Data to process:
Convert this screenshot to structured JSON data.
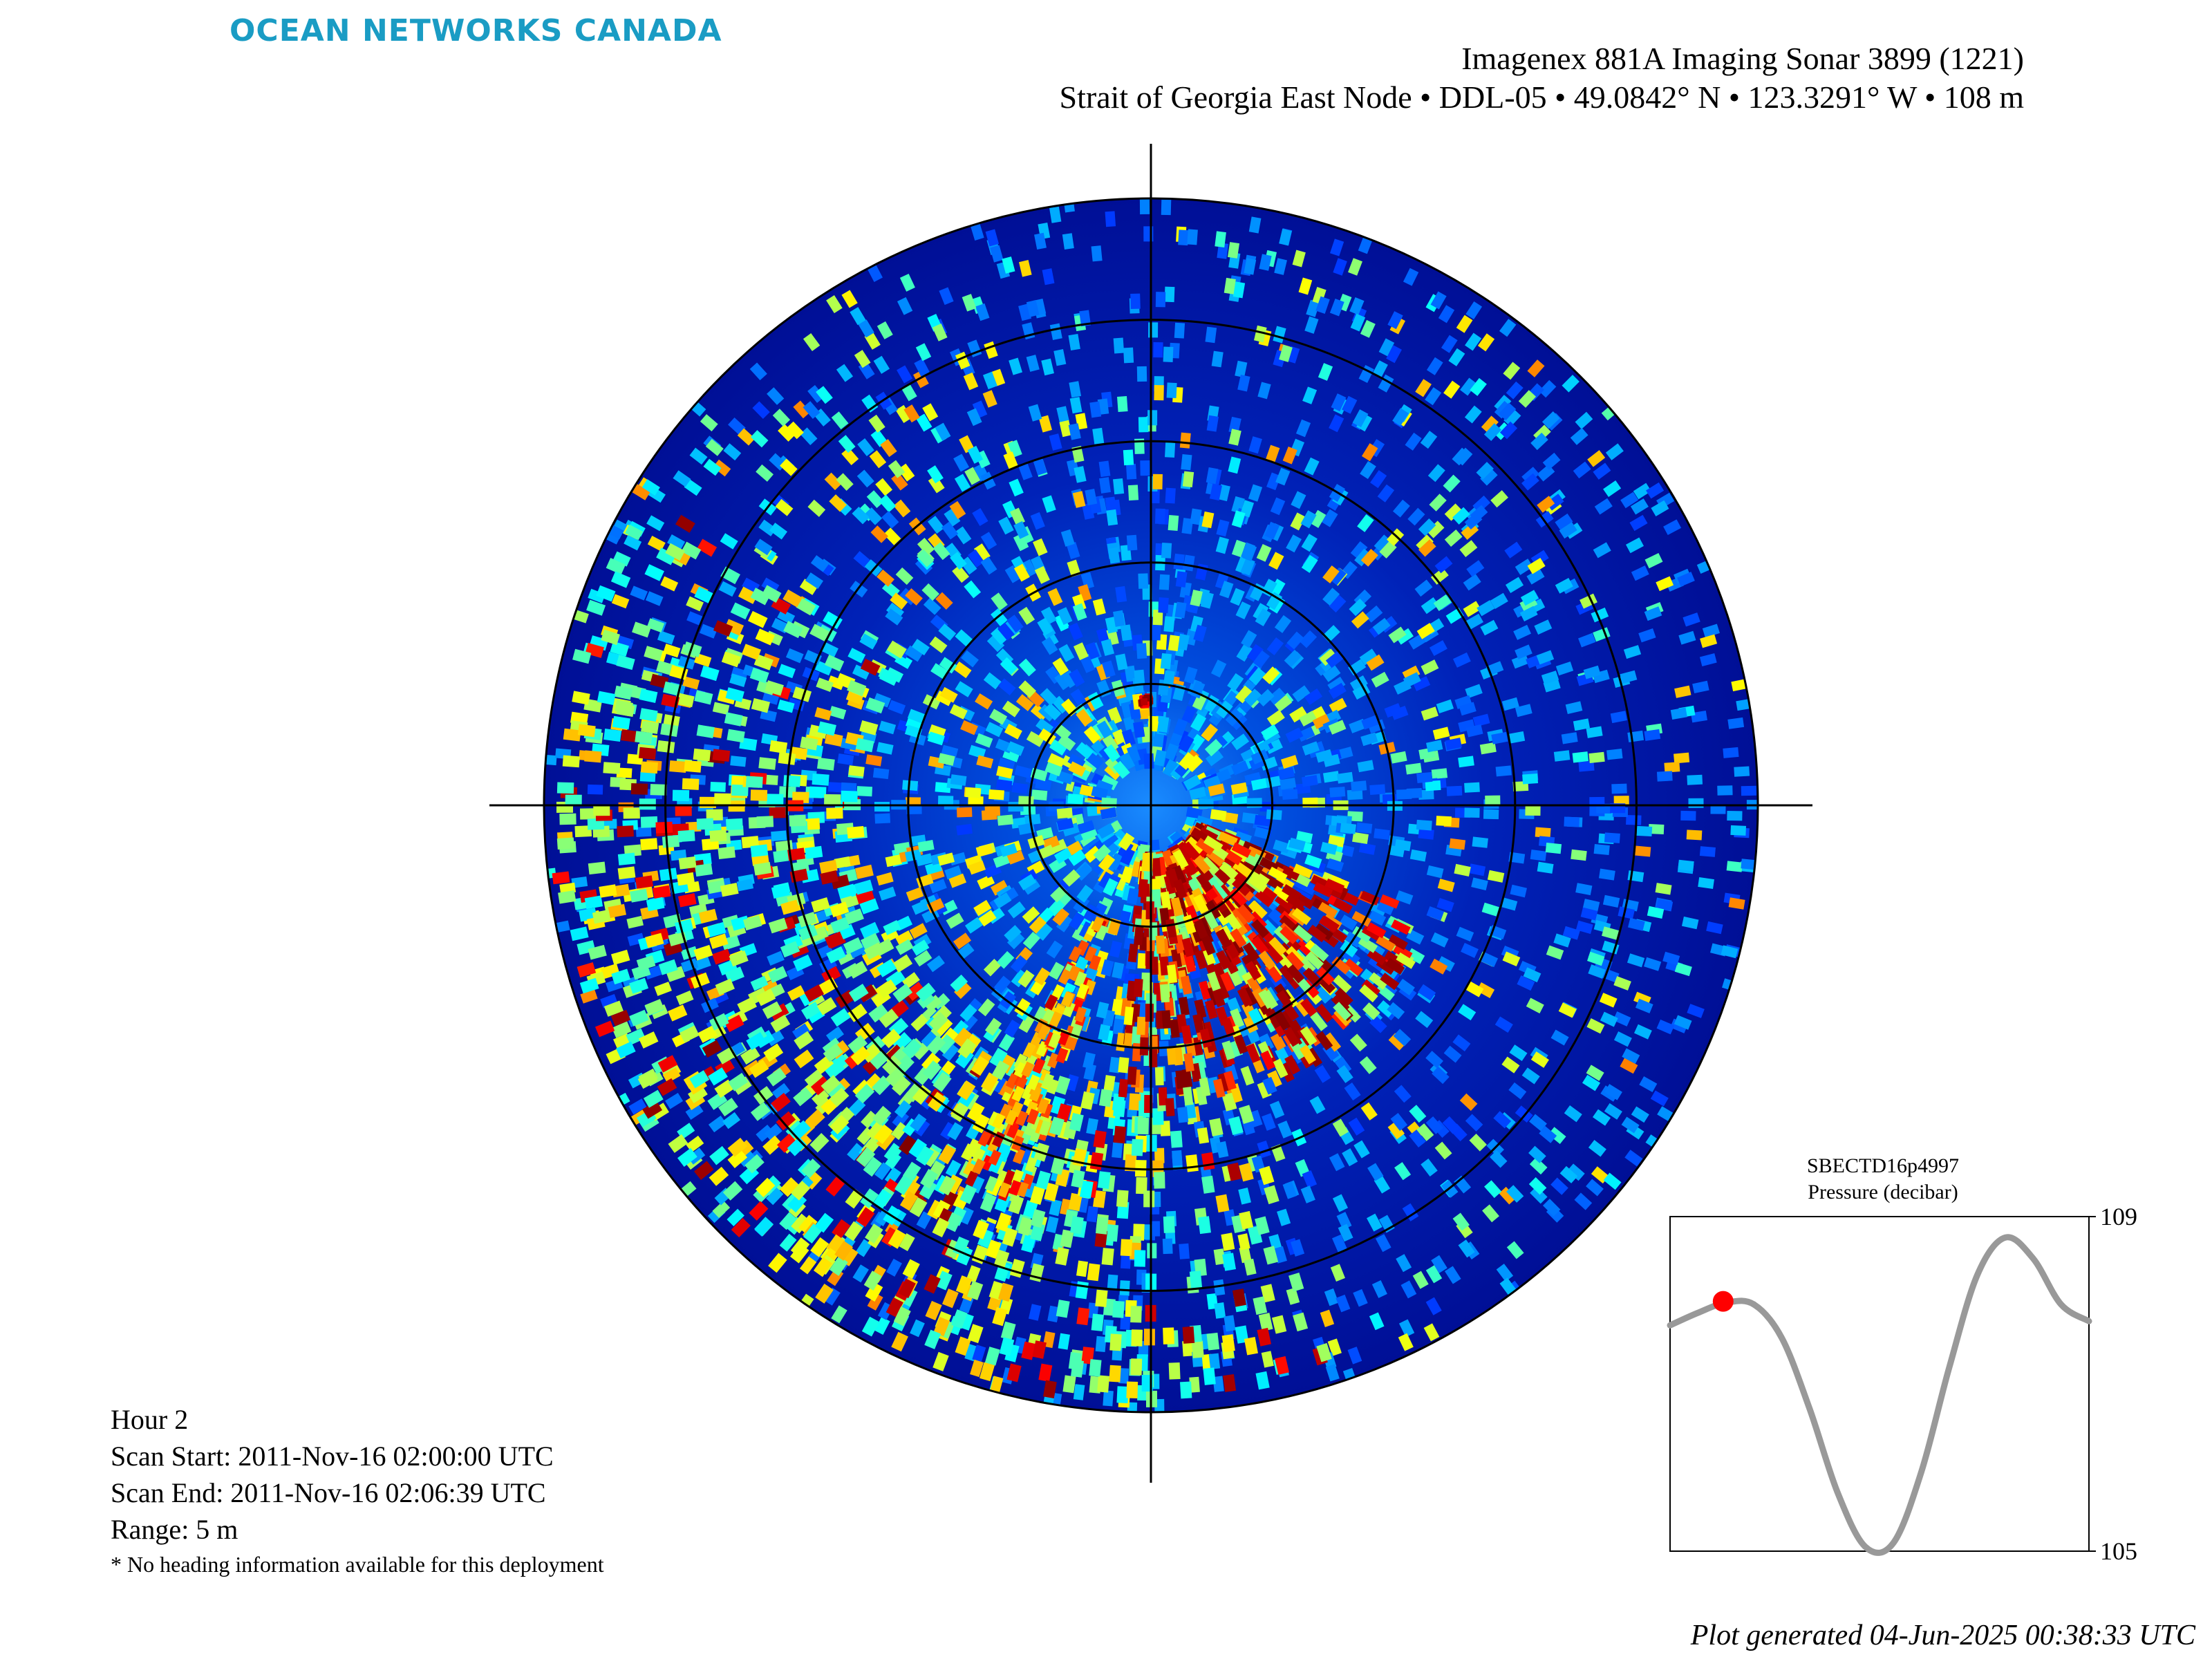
{
  "header": {
    "brand": "OCEAN NETWORKS CANADA",
    "title_line1": "Imagenex 881A Imaging Sonar 3899 (1221)",
    "title_line2": "Strait of Georgia East Node • DDL-05 • 49.0842° N • 123.3291° W • 108 m"
  },
  "scan_info": {
    "hour": "Hour 2",
    "scan_start": "Scan Start: 2011-Nov-16 02:00:00 UTC",
    "scan_end": "Scan End: 2011-Nov-16 02:06:39 UTC",
    "range": "Range: 5 m",
    "note": "* No heading information available for this deployment"
  },
  "sonar": {
    "colormap": "jet",
    "background_color": "#00008b",
    "ring_count": 5,
    "strong_returns_sector": "south-southeast",
    "crosshair": "north-up"
  },
  "pressure_chart": {
    "instrument": "SBECTD16p4997",
    "variable": "Pressure (decibar)",
    "line_color": "#999999",
    "marker_color": "#ff0000"
  },
  "chart_data": {
    "type": "line",
    "title": "SBECTD16p4997",
    "subtitle": "Pressure (decibar)",
    "ylim": [
      105,
      109
    ],
    "yticks": [
      109,
      105
    ],
    "y_axis_side": "right",
    "series": [
      {
        "values": [
          107.7,
          107.85,
          107.97,
          107.95,
          107.55,
          106.7,
          105.7,
          105.05,
          105.1,
          105.95,
          107.2,
          108.3,
          108.75,
          108.5,
          107.95,
          107.75
        ]
      }
    ],
    "current_point_index": 2
  },
  "footer": {
    "generated": "Plot generated 04-Jun-2025 00:38:33 UTC"
  },
  "colors": {
    "brand": "#1a9cc4",
    "axis": "#000000"
  }
}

Set problem:
From the data above, count the lines where "this" occurs and give that figure and nothing else.

Right answer:
2